(Stored items)

--------------------------------------------------

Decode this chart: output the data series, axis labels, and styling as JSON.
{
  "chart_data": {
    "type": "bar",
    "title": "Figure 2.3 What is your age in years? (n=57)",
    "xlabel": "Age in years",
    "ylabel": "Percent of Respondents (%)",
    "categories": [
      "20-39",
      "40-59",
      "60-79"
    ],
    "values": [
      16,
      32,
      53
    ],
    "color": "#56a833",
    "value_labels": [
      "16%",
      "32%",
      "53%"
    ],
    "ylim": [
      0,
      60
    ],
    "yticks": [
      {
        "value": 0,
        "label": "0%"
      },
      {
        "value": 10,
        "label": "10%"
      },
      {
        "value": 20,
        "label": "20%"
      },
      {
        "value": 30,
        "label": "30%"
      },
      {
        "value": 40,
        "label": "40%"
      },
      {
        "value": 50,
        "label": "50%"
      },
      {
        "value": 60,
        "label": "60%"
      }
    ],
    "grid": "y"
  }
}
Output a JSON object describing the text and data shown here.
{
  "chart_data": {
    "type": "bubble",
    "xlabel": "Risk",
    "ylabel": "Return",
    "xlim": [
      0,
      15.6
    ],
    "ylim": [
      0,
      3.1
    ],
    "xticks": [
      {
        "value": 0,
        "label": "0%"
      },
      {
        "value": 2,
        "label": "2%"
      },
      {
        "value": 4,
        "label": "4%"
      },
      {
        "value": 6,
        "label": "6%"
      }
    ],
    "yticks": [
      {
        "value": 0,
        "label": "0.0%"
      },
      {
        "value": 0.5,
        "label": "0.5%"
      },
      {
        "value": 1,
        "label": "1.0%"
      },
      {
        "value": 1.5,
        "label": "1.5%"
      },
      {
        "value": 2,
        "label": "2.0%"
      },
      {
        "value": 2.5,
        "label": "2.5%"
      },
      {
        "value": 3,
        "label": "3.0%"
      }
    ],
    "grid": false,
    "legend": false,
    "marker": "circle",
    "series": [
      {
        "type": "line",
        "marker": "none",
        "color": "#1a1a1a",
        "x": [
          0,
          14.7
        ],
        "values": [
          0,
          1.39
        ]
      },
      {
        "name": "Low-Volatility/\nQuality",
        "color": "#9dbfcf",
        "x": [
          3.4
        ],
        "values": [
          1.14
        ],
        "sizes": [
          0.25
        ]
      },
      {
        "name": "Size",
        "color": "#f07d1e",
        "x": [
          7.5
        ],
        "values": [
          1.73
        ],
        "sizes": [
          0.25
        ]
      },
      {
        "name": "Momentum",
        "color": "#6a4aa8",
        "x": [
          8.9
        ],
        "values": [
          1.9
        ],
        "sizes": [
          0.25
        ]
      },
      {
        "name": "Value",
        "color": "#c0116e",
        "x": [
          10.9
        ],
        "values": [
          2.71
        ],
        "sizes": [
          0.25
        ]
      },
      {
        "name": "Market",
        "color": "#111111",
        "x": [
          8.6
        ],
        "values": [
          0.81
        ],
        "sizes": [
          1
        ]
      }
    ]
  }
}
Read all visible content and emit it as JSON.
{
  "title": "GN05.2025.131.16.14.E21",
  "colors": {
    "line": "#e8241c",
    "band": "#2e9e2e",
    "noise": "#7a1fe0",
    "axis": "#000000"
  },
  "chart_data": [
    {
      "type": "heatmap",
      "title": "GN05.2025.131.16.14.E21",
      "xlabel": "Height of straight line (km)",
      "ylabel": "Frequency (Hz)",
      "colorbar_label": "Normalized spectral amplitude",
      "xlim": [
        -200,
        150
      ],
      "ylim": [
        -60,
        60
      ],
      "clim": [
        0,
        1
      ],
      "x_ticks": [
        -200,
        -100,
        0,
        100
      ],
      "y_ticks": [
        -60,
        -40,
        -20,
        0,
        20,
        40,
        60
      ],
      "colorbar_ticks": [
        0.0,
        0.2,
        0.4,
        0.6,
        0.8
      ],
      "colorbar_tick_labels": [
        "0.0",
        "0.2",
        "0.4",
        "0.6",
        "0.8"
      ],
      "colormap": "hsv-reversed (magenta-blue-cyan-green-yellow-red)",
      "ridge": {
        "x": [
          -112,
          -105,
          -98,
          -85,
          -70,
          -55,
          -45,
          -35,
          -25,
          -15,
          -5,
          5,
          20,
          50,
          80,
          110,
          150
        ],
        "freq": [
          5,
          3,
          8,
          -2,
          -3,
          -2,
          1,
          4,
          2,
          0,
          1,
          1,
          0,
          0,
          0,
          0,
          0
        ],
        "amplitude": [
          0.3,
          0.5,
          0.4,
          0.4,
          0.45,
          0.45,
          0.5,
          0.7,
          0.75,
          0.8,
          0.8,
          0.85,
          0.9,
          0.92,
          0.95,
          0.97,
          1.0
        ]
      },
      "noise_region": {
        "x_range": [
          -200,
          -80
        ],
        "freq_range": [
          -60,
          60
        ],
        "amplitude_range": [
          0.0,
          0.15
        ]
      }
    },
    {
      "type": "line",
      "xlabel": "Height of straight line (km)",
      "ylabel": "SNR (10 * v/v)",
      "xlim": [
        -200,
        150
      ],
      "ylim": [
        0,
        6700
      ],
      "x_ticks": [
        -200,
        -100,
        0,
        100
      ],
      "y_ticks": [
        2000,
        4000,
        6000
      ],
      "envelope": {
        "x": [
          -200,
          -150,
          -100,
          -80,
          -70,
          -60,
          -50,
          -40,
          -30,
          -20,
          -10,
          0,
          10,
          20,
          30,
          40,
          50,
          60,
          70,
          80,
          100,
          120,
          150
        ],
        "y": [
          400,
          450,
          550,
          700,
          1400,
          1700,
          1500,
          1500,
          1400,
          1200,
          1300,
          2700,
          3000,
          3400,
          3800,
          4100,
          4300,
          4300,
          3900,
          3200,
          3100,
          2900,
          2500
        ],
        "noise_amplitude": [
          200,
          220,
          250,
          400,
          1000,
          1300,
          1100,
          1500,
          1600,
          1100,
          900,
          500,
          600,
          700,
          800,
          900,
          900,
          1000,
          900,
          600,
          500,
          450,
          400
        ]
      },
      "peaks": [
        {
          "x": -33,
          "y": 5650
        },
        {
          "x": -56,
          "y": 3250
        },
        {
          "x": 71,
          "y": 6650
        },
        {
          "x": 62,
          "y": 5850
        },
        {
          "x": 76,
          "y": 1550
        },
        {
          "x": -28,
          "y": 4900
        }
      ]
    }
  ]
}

--------------------------------------------------

Go through the data and return every record exactly.

_SOLVED EXERCISE_
Decode this chart: output the data series, axis labels, and styling as JSON.
{
  "chart_data": {
    "type": "bar",
    "title": "Figure 2.3 What is your age in years? (n=57)",
    "xlabel": "Age in years",
    "ylabel": "Percent of Respondents (%)",
    "categories": [
      "20-39",
      "40-59",
      "60-79"
    ],
    "values": [
      16,
      32,
      53
    ],
    "color": "#56a833",
    "value_labels": [
      "16%",
      "32%",
      "53%"
    ],
    "ylim": [
      0,
      60
    ],
    "yticks": [
      {
        "value": 0,
        "label": "0%"
      },
      {
        "value": 10,
        "label": "10%"
      },
      {
        "value": 20,
        "label": "20%"
      },
      {
        "value": 30,
        "label": "30%"
      },
      {
        "value": 40,
        "label": "40%"
      },
      {
        "value": 50,
        "label": "50%"
      },
      {
        "value": 60,
        "label": "60%"
      }
    ],
    "grid": "y"
  }
}
Output a JSON object describing the text and data shown here.
{
  "chart_data": {
    "type": "bubble",
    "xlabel": "Risk",
    "ylabel": "Return",
    "xlim": [
      0,
      15.6
    ],
    "ylim": [
      0,
      3.1
    ],
    "xticks": [
      {
        "value": 0,
        "label": "0%"
      },
      {
        "value": 2,
        "label": "2%"
      },
      {
        "value": 4,
        "label": "4%"
      },
      {
        "value": 6,
        "label": "6%"
      }
    ],
    "yticks": [
      {
        "value": 0,
        "label": "0.0%"
      },
      {
        "value": 0.5,
        "label": "0.5%"
      },
      {
        "value": 1,
        "label": "1.0%"
      },
      {
        "value": 1.5,
        "label": "1.5%"
      },
      {
        "value": 2,
        "label": "2.0%"
      },
      {
        "value": 2.5,
        "label": "2.5%"
      },
      {
        "value": 3,
        "label": "3.0%"
      }
    ],
    "grid": false,
    "legend": false,
    "marker": "circle",
    "series": [
      {
        "type": "line",
        "marker": "none",
        "color": "#1a1a1a",
        "x": [
          0,
          14.7
        ],
        "values": [
          0,
          1.39
        ]
      },
      {
        "name": "Low-Volatility/\nQuality",
        "color": "#9dbfcf",
        "x": [
          3.4
        ],
        "values": [
          1.14
        ],
        "sizes": [
          0.25
        ]
      },
      {
        "name": "Size",
        "color": "#f07d1e",
        "x": [
          7.5
        ],
        "values": [
          1.73
        ],
        "sizes": [
          0.25
        ]
      },
      {
        "name": "Momentum",
        "color": "#6a4aa8",
        "x": [
          8.9
        ],
        "values": [
          1.9
        ],
        "sizes": [
          0.25
        ]
      },
      {
        "name": "Value",
        "color": "#c0116e",
        "x": [
          10.9
        ],
        "values": [
          2.71
        ],
        "sizes": [
          0.25
        ]
      },
      {
        "name": "Market",
        "color": "#111111",
        "x": [
          8.6
        ],
        "values": [
          0.81
        ],
        "sizes": [
          1
        ]
      }
    ]
  }
}
Read all visible content and emit it as JSON.
{
  "title": "GN05.2025.131.16.14.E21",
  "colors": {
    "line": "#e8241c",
    "band": "#2e9e2e",
    "noise": "#7a1fe0",
    "axis": "#000000"
  },
  "chart_data": [
    {
      "type": "heatmap",
      "title": "GN05.2025.131.16.14.E21",
      "xlabel": "Height of straight line (km)",
      "ylabel": "Frequency (Hz)",
      "colorbar_label": "Normalized spectral amplitude",
      "xlim": [
        -200,
        150
      ],
      "ylim": [
        -60,
        60
      ],
      "clim": [
        0,
        1
      ],
      "x_ticks": [
        -200,
        -100,
        0,
        100
      ],
      "y_ticks": [
        -60,
        -40,
        -20,
        0,
        20,
        40,
        60
      ],
      "colorbar_ticks": [
        0.0,
        0.2,
        0.4,
        0.6,
        0.8
      ],
      "colorbar_tick_labels": [
        "0.0",
        "0.2",
        "0.4",
        "0.6",
        "0.8"
      ],
      "colormap": "hsv-reversed (magenta-blue-cyan-green-yellow-red)",
      "ridge": {
        "x": [
          -112,
          -105,
          -98,
          -85,
          -70,
          -55,
          -45,
          -35,
          -25,
          -15,
          -5,
          5,
          20,
          50,
          80,
          110,
          150
        ],
        "freq": [
          5,
          3,
          8,
          -2,
          -3,
          -2,
          1,
          4,
          2,
          0,
          1,
          1,
          0,
          0,
          0,
          0,
          0
        ],
        "amplitude": [
          0.3,
          0.5,
          0.4,
          0.4,
          0.45,
          0.45,
          0.5,
          0.7,
          0.75,
          0.8,
          0.8,
          0.85,
          0.9,
          0.92,
          0.95,
          0.97,
          1.0
        ]
      },
      "noise_region": {
        "x_range": [
          -200,
          -80
        ],
        "freq_range": [
          -60,
          60
        ],
        "amplitude_range": [
          0.0,
          0.15
        ]
      }
    },
    {
      "type": "line",
      "xlabel": "Height of straight line (km)",
      "ylabel": "SNR (10 * v/v)",
      "xlim": [
        -200,
        150
      ],
      "ylim": [
        0,
        6700
      ],
      "x_ticks": [
        -200,
        -100,
        0,
        100
      ],
      "y_ticks": [
        2000,
        4000,
        6000
      ],
      "envelope": {
        "x": [
          -200,
          -150,
          -100,
          -80,
          -70,
          -60,
          -50,
          -40,
          -30,
          -20,
          -10,
          0,
          10,
          20,
          30,
          40,
          50,
          60,
          70,
          80,
          100,
          120,
          150
        ],
        "y": [
          400,
          450,
          550,
          700,
          1400,
          1700,
          1500,
          1500,
          1400,
          1200,
          1300,
          2700,
          3000,
          3400,
          3800,
          4100,
          4300,
          4300,
          3900,
          3200,
          3100,
          2900,
          2500
        ],
        "noise_amplitude": [
          200,
          220,
          250,
          400,
          1000,
          1300,
          1100,
          1500,
          1600,
          1100,
          900,
          500,
          600,
          700,
          800,
          900,
          900,
          1000,
          900,
          600,
          500,
          450,
          400
        ]
      },
      "peaks": [
        {
          "x": -33,
          "y": 5650
        },
        {
          "x": -56,
          "y": 3250
        },
        {
          "x": 71,
          "y": 6650
        },
        {
          "x": 62,
          "y": 5850
        },
        {
          "x": 76,
          "y": 1550
        },
        {
          "x": -28,
          "y": 4900
        }
      ]
    }
  ]
}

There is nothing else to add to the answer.